Copy out the listing that follows, exactly, without its pictures.
***
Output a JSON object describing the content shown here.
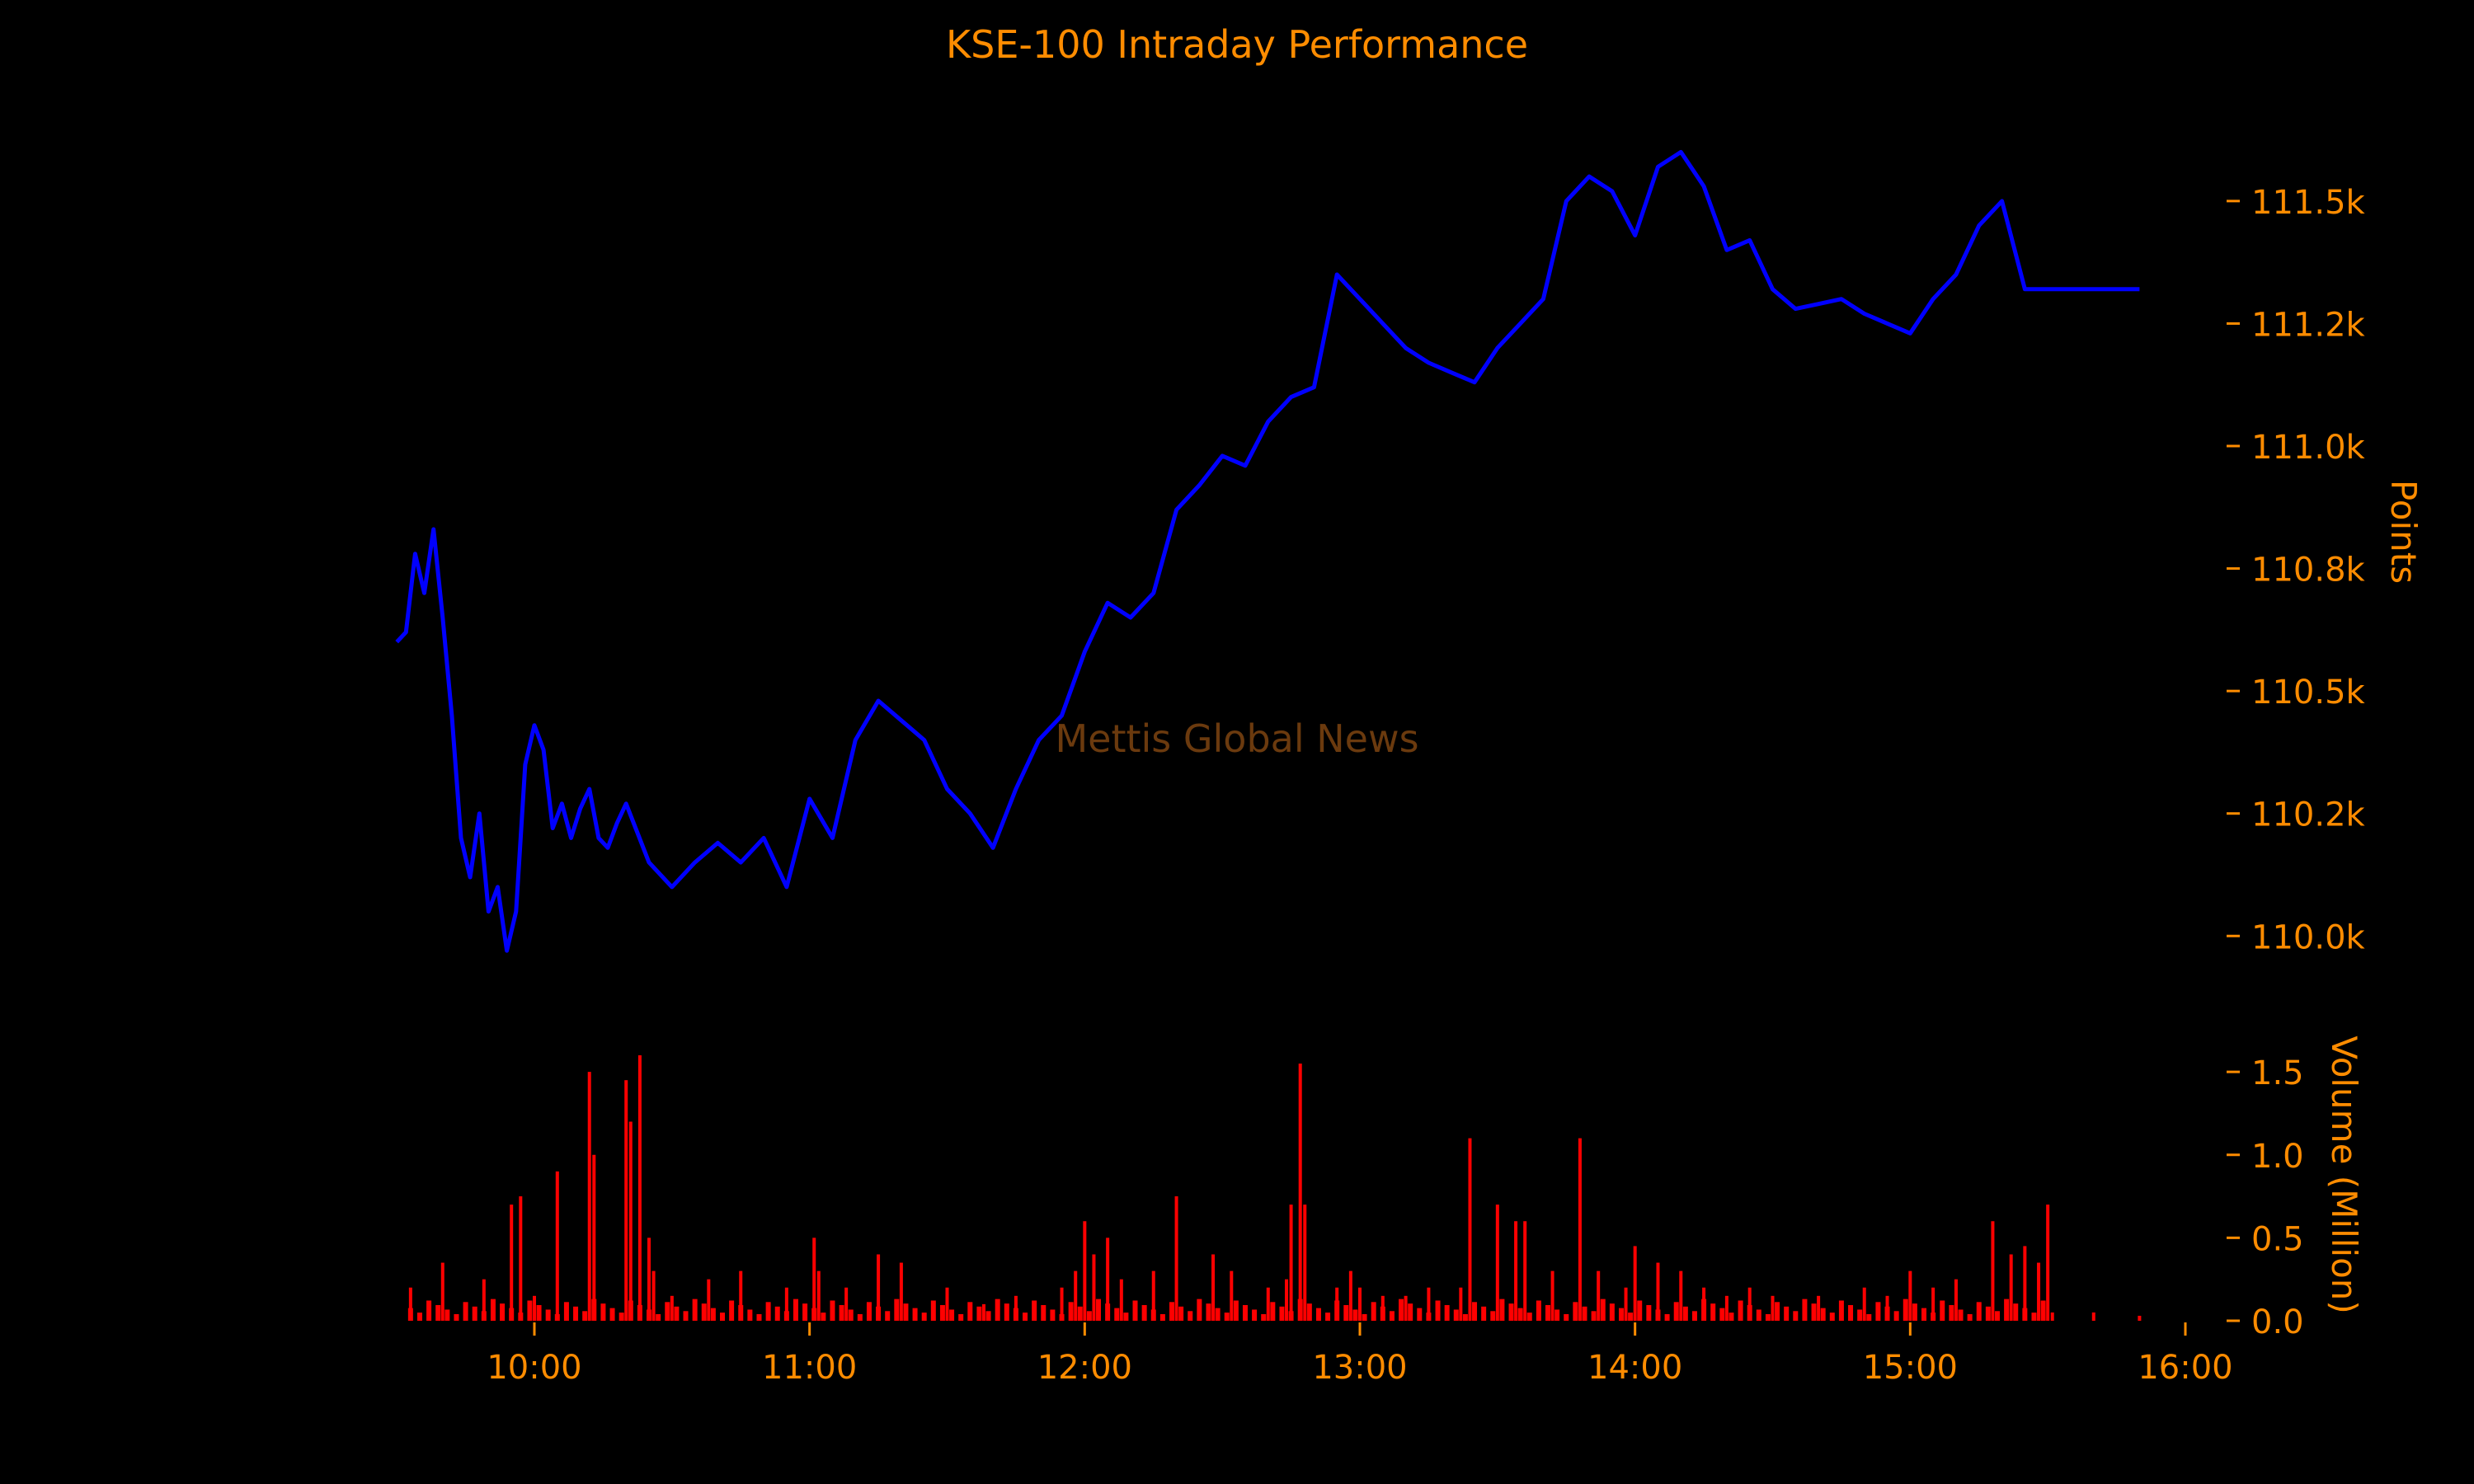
{
  "colors": {
    "background": "#000000",
    "accent": "#FF8C00",
    "price_line": "#0000FF",
    "volume_bars": "#FF0000",
    "watermark": "#6B3A0E"
  },
  "title": "KSE-100 Intraday Performance",
  "watermark": "Mettis Global News",
  "chart_data": [
    {
      "type": "line",
      "title": "KSE-100 Intraday Performance",
      "ylabel": "Points",
      "xlabel": "",
      "ylim": [
        109950,
        111700
      ],
      "yticks": [
        110000,
        110250,
        110500,
        110750,
        111000,
        111250,
        111500
      ],
      "ytick_labels": [
        "110.0k",
        "110.2k",
        "110.5k",
        "110.8k",
        "111.0k",
        "111.2k",
        "111.5k"
      ],
      "axis_side": "right",
      "grid": false,
      "series": [
        {
          "x": [
            "09:30",
            "09:32",
            "09:34",
            "09:36",
            "09:38",
            "09:40",
            "09:42",
            "09:44",
            "09:46",
            "09:48",
            "09:50",
            "09:52",
            "09:54",
            "09:56",
            "09:58",
            "10:00",
            "10:02",
            "10:04",
            "10:06",
            "10:08",
            "10:10",
            "10:12",
            "10:14",
            "10:16",
            "10:18",
            "10:20",
            "10:25",
            "10:30",
            "10:35",
            "10:40",
            "10:45",
            "10:50",
            "10:55",
            "11:00",
            "11:05",
            "11:10",
            "11:15",
            "11:20",
            "11:25",
            "11:30",
            "11:35",
            "11:40",
            "11:45",
            "11:50",
            "11:55",
            "12:00",
            "12:05",
            "12:10",
            "12:15",
            "12:20",
            "12:25",
            "12:30",
            "12:35",
            "12:40",
            "12:45",
            "12:50",
            "12:55",
            "13:00",
            "13:05",
            "13:10",
            "13:15",
            "13:20",
            "13:25",
            "13:30",
            "13:35",
            "13:40",
            "13:45",
            "13:50",
            "13:55",
            "14:00",
            "14:05",
            "14:10",
            "14:15",
            "14:20",
            "14:25",
            "14:30",
            "14:35",
            "14:40",
            "14:45",
            "14:50",
            "14:55",
            "15:00",
            "15:05",
            "15:10",
            "15:15",
            "15:20",
            "15:25",
            "15:30",
            "15:50"
          ],
          "y": [
            110600,
            110620,
            110780,
            110700,
            110830,
            110650,
            110450,
            110200,
            110120,
            110250,
            110050,
            110100,
            109970,
            110050,
            110350,
            110430,
            110380,
            110220,
            110270,
            110200,
            110260,
            110300,
            110200,
            110180,
            110230,
            110270,
            110150,
            110100,
            110150,
            110190,
            110150,
            110200,
            110100,
            110280,
            110200,
            110400,
            110480,
            110440,
            110400,
            110300,
            110250,
            110180,
            110300,
            110400,
            110450,
            110580,
            110680,
            110650,
            110700,
            110870,
            110920,
            110980,
            110960,
            111050,
            111100,
            111120,
            111350,
            111300,
            111250,
            111200,
            111170,
            111150,
            111130,
            111200,
            111250,
            111300,
            111500,
            111550,
            111520,
            111430,
            111570,
            111600,
            111530,
            111400,
            111420,
            111320,
            111280,
            111290,
            111300,
            111270,
            111250,
            111230,
            111300,
            111350,
            111450,
            111500,
            111320,
            111320,
            111320
          ]
        }
      ]
    },
    {
      "type": "bar",
      "ylabel": "Volume (Million)",
      "ylim": [
        0,
        1.6
      ],
      "yticks": [
        0.0,
        0.5,
        1.0,
        1.5
      ],
      "ytick_labels": [
        "0.0",
        "0.5",
        "1.0",
        "1.5"
      ],
      "xticks": [
        "10:00",
        "11:00",
        "12:00",
        "13:00",
        "14:00",
        "15:00",
        "16:00"
      ],
      "axis_side": "right",
      "grid": false,
      "series": [
        {
          "x": [
            "09:33",
            "09:40",
            "09:49",
            "09:55",
            "09:57",
            "10:00",
            "10:05",
            "10:12",
            "10:13",
            "10:20",
            "10:21",
            "10:23",
            "10:25",
            "10:26",
            "10:30",
            "10:38",
            "10:45",
            "10:55",
            "11:01",
            "11:02",
            "11:08",
            "11:15",
            "11:20",
            "11:30",
            "11:38",
            "11:45",
            "11:55",
            "11:58",
            "12:00",
            "12:02",
            "12:05",
            "12:08",
            "12:15",
            "12:20",
            "12:28",
            "12:32",
            "12:40",
            "12:44",
            "12:45",
            "12:47",
            "12:48",
            "12:55",
            "12:58",
            "13:00",
            "13:05",
            "13:10",
            "13:15",
            "13:22",
            "13:24",
            "13:30",
            "13:34",
            "13:36",
            "13:42",
            "13:48",
            "13:52",
            "13:58",
            "14:00",
            "14:05",
            "14:10",
            "14:15",
            "14:20",
            "14:25",
            "14:30",
            "14:40",
            "14:50",
            "14:55",
            "15:00",
            "15:05",
            "15:10",
            "15:18",
            "15:22",
            "15:25",
            "15:28",
            "15:30",
            "15:31",
            "15:40",
            "15:50"
          ],
          "values": [
            0.2,
            0.35,
            0.25,
            0.7,
            0.75,
            0.15,
            0.9,
            1.5,
            1.0,
            1.45,
            1.2,
            1.6,
            0.5,
            0.3,
            0.15,
            0.25,
            0.3,
            0.2,
            0.5,
            0.3,
            0.2,
            0.4,
            0.35,
            0.2,
            0.1,
            0.15,
            0.2,
            0.3,
            0.6,
            0.4,
            0.5,
            0.25,
            0.3,
            0.75,
            0.4,
            0.3,
            0.2,
            0.25,
            0.7,
            1.55,
            0.7,
            0.2,
            0.3,
            0.2,
            0.15,
            0.15,
            0.2,
            0.2,
            1.1,
            0.7,
            0.6,
            0.6,
            0.3,
            1.1,
            0.3,
            0.2,
            0.45,
            0.35,
            0.3,
            0.2,
            0.15,
            0.2,
            0.15,
            0.15,
            0.2,
            0.15,
            0.3,
            0.2,
            0.25,
            0.6,
            0.4,
            0.45,
            0.35,
            0.7,
            0.05,
            0.05,
            0.03
          ]
        }
      ]
    }
  ]
}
***
» **Result for this exercise**:
Output a JSON object describing the content shown here.
{
  "colors": {
    "background": "#000000",
    "accent": "#FF8C00",
    "price_line": "#0000FF",
    "volume_bars": "#FF0000",
    "watermark": "#6B3A0E"
  },
  "title": "KSE-100 Intraday Performance",
  "watermark": "Mettis Global News",
  "chart_data": [
    {
      "type": "line",
      "title": "KSE-100 Intraday Performance",
      "ylabel": "Points",
      "xlabel": "",
      "ylim": [
        109950,
        111700
      ],
      "yticks": [
        110000,
        110250,
        110500,
        110750,
        111000,
        111250,
        111500
      ],
      "ytick_labels": [
        "110.0k",
        "110.2k",
        "110.5k",
        "110.8k",
        "111.0k",
        "111.2k",
        "111.5k"
      ],
      "axis_side": "right",
      "grid": false,
      "series": [
        {
          "x": [
            "09:30",
            "09:32",
            "09:34",
            "09:36",
            "09:38",
            "09:40",
            "09:42",
            "09:44",
            "09:46",
            "09:48",
            "09:50",
            "09:52",
            "09:54",
            "09:56",
            "09:58",
            "10:00",
            "10:02",
            "10:04",
            "10:06",
            "10:08",
            "10:10",
            "10:12",
            "10:14",
            "10:16",
            "10:18",
            "10:20",
            "10:25",
            "10:30",
            "10:35",
            "10:40",
            "10:45",
            "10:50",
            "10:55",
            "11:00",
            "11:05",
            "11:10",
            "11:15",
            "11:20",
            "11:25",
            "11:30",
            "11:35",
            "11:40",
            "11:45",
            "11:50",
            "11:55",
            "12:00",
            "12:05",
            "12:10",
            "12:15",
            "12:20",
            "12:25",
            "12:30",
            "12:35",
            "12:40",
            "12:45",
            "12:50",
            "12:55",
            "13:00",
            "13:05",
            "13:10",
            "13:15",
            "13:20",
            "13:25",
            "13:30",
            "13:35",
            "13:40",
            "13:45",
            "13:50",
            "13:55",
            "14:00",
            "14:05",
            "14:10",
            "14:15",
            "14:20",
            "14:25",
            "14:30",
            "14:35",
            "14:40",
            "14:45",
            "14:50",
            "14:55",
            "15:00",
            "15:05",
            "15:10",
            "15:15",
            "15:20",
            "15:25",
            "15:30",
            "15:50"
          ],
          "y": [
            110600,
            110620,
            110780,
            110700,
            110830,
            110650,
            110450,
            110200,
            110120,
            110250,
            110050,
            110100,
            109970,
            110050,
            110350,
            110430,
            110380,
            110220,
            110270,
            110200,
            110260,
            110300,
            110200,
            110180,
            110230,
            110270,
            110150,
            110100,
            110150,
            110190,
            110150,
            110200,
            110100,
            110280,
            110200,
            110400,
            110480,
            110440,
            110400,
            110300,
            110250,
            110180,
            110300,
            110400,
            110450,
            110580,
            110680,
            110650,
            110700,
            110870,
            110920,
            110980,
            110960,
            111050,
            111100,
            111120,
            111350,
            111300,
            111250,
            111200,
            111170,
            111150,
            111130,
            111200,
            111250,
            111300,
            111500,
            111550,
            111520,
            111430,
            111570,
            111600,
            111530,
            111400,
            111420,
            111320,
            111280,
            111290,
            111300,
            111270,
            111250,
            111230,
            111300,
            111350,
            111450,
            111500,
            111320,
            111320,
            111320
          ]
        }
      ]
    },
    {
      "type": "bar",
      "ylabel": "Volume (Million)",
      "ylim": [
        0,
        1.6
      ],
      "yticks": [
        0.0,
        0.5,
        1.0,
        1.5
      ],
      "ytick_labels": [
        "0.0",
        "0.5",
        "1.0",
        "1.5"
      ],
      "xticks": [
        "10:00",
        "11:00",
        "12:00",
        "13:00",
        "14:00",
        "15:00",
        "16:00"
      ],
      "axis_side": "right",
      "grid": false,
      "series": [
        {
          "x": [
            "09:33",
            "09:40",
            "09:49",
            "09:55",
            "09:57",
            "10:00",
            "10:05",
            "10:12",
            "10:13",
            "10:20",
            "10:21",
            "10:23",
            "10:25",
            "10:26",
            "10:30",
            "10:38",
            "10:45",
            "10:55",
            "11:01",
            "11:02",
            "11:08",
            "11:15",
            "11:20",
            "11:30",
            "11:38",
            "11:45",
            "11:55",
            "11:58",
            "12:00",
            "12:02",
            "12:05",
            "12:08",
            "12:15",
            "12:20",
            "12:28",
            "12:32",
            "12:40",
            "12:44",
            "12:45",
            "12:47",
            "12:48",
            "12:55",
            "12:58",
            "13:00",
            "13:05",
            "13:10",
            "13:15",
            "13:22",
            "13:24",
            "13:30",
            "13:34",
            "13:36",
            "13:42",
            "13:48",
            "13:52",
            "13:58",
            "14:00",
            "14:05",
            "14:10",
            "14:15",
            "14:20",
            "14:25",
            "14:30",
            "14:40",
            "14:50",
            "14:55",
            "15:00",
            "15:05",
            "15:10",
            "15:18",
            "15:22",
            "15:25",
            "15:28",
            "15:30",
            "15:31",
            "15:40",
            "15:50"
          ],
          "values": [
            0.2,
            0.35,
            0.25,
            0.7,
            0.75,
            0.15,
            0.9,
            1.5,
            1.0,
            1.45,
            1.2,
            1.6,
            0.5,
            0.3,
            0.15,
            0.25,
            0.3,
            0.2,
            0.5,
            0.3,
            0.2,
            0.4,
            0.35,
            0.2,
            0.1,
            0.15,
            0.2,
            0.3,
            0.6,
            0.4,
            0.5,
            0.25,
            0.3,
            0.75,
            0.4,
            0.3,
            0.2,
            0.25,
            0.7,
            1.55,
            0.7,
            0.2,
            0.3,
            0.2,
            0.15,
            0.15,
            0.2,
            0.2,
            1.1,
            0.7,
            0.6,
            0.6,
            0.3,
            1.1,
            0.3,
            0.2,
            0.45,
            0.35,
            0.3,
            0.2,
            0.15,
            0.2,
            0.15,
            0.15,
            0.2,
            0.15,
            0.3,
            0.2,
            0.25,
            0.6,
            0.4,
            0.45,
            0.35,
            0.7,
            0.05,
            0.05,
            0.03
          ]
        }
      ]
    }
  ]
}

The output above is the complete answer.